__Requirements__
The records below are to be repeated in full, exactly as they are.

########

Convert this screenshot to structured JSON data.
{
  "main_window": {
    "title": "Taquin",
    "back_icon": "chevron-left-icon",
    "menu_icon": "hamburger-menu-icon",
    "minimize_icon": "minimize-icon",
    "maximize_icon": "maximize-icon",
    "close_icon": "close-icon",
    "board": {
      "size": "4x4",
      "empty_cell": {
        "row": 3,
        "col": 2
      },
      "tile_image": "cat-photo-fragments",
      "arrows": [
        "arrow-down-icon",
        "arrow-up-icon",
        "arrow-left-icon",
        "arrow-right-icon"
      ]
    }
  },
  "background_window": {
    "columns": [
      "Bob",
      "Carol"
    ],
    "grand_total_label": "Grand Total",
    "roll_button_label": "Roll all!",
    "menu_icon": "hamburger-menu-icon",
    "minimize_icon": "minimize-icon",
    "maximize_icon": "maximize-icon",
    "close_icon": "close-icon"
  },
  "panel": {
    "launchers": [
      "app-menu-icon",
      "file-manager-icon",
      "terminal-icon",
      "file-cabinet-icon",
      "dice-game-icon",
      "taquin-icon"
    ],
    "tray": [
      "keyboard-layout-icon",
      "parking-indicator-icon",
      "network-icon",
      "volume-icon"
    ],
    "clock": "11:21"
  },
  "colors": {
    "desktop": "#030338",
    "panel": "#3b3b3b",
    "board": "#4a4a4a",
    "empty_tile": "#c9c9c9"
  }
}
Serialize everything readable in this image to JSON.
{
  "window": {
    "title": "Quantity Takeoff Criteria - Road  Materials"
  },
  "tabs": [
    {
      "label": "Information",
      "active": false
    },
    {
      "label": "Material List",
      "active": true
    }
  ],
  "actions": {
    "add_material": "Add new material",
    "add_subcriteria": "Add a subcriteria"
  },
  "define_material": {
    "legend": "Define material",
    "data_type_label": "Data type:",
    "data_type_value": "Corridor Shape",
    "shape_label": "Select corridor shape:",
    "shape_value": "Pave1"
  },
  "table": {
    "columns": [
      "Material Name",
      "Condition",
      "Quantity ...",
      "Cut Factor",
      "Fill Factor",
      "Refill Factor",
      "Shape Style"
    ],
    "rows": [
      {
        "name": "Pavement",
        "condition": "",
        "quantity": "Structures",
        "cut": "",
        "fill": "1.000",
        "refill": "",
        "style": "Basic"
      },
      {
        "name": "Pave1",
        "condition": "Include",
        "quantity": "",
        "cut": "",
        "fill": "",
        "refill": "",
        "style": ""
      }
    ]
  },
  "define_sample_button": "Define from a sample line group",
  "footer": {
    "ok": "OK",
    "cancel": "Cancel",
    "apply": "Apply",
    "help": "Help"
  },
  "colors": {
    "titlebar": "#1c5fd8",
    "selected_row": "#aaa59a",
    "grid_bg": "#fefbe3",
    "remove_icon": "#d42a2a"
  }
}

########

__Task answer__
Convert this screenshot to structured JSON data.
{
  "main_window": {
    "title": "Taquin",
    "back_icon": "chevron-left-icon",
    "menu_icon": "hamburger-menu-icon",
    "minimize_icon": "minimize-icon",
    "maximize_icon": "maximize-icon",
    "close_icon": "close-icon",
    "board": {
      "size": "4x4",
      "empty_cell": {
        "row": 3,
        "col": 2
      },
      "tile_image": "cat-photo-fragments",
      "arrows": [
        "arrow-down-icon",
        "arrow-up-icon",
        "arrow-left-icon",
        "arrow-right-icon"
      ]
    }
  },
  "background_window": {
    "columns": [
      "Bob",
      "Carol"
    ],
    "grand_total_label": "Grand Total",
    "roll_button_label": "Roll all!",
    "menu_icon": "hamburger-menu-icon",
    "minimize_icon": "minimize-icon",
    "maximize_icon": "maximize-icon",
    "close_icon": "close-icon"
  },
  "panel": {
    "launchers": [
      "app-menu-icon",
      "file-manager-icon",
      "terminal-icon",
      "file-cabinet-icon",
      "dice-game-icon",
      "taquin-icon"
    ],
    "tray": [
      "keyboard-layout-icon",
      "parking-indicator-icon",
      "network-icon",
      "volume-icon"
    ],
    "clock": "11:21"
  },
  "colors": {
    "desktop": "#030338",
    "panel": "#3b3b3b",
    "board": "#4a4a4a",
    "empty_tile": "#c9c9c9"
  }
}
Serialize everything readable in this image to JSON.
{
  "window": {
    "title": "Quantity Takeoff Criteria - Road  Materials"
  },
  "tabs": [
    {
      "label": "Information",
      "active": false
    },
    {
      "label": "Material List",
      "active": true
    }
  ],
  "actions": {
    "add_material": "Add new material",
    "add_subcriteria": "Add a subcriteria"
  },
  "define_material": {
    "legend": "Define material",
    "data_type_label": "Data type:",
    "data_type_value": "Corridor Shape",
    "shape_label": "Select corridor shape:",
    "shape_value": "Pave1"
  },
  "table": {
    "columns": [
      "Material Name",
      "Condition",
      "Quantity ...",
      "Cut Factor",
      "Fill Factor",
      "Refill Factor",
      "Shape Style"
    ],
    "rows": [
      {
        "name": "Pavement",
        "condition": "",
        "quantity": "Structures",
        "cut": "",
        "fill": "1.000",
        "refill": "",
        "style": "Basic"
      },
      {
        "name": "Pave1",
        "condition": "Include",
        "quantity": "",
        "cut": "",
        "fill": "",
        "refill": "",
        "style": ""
      }
    ]
  },
  "define_sample_button": "Define from a sample line group",
  "footer": {
    "ok": "OK",
    "cancel": "Cancel",
    "apply": "Apply",
    "help": "Help"
  },
  "colors": {
    "titlebar": "#1c5fd8",
    "selected_row": "#aaa59a",
    "grid_bg": "#fefbe3",
    "remove_icon": "#d42a2a"
  }
}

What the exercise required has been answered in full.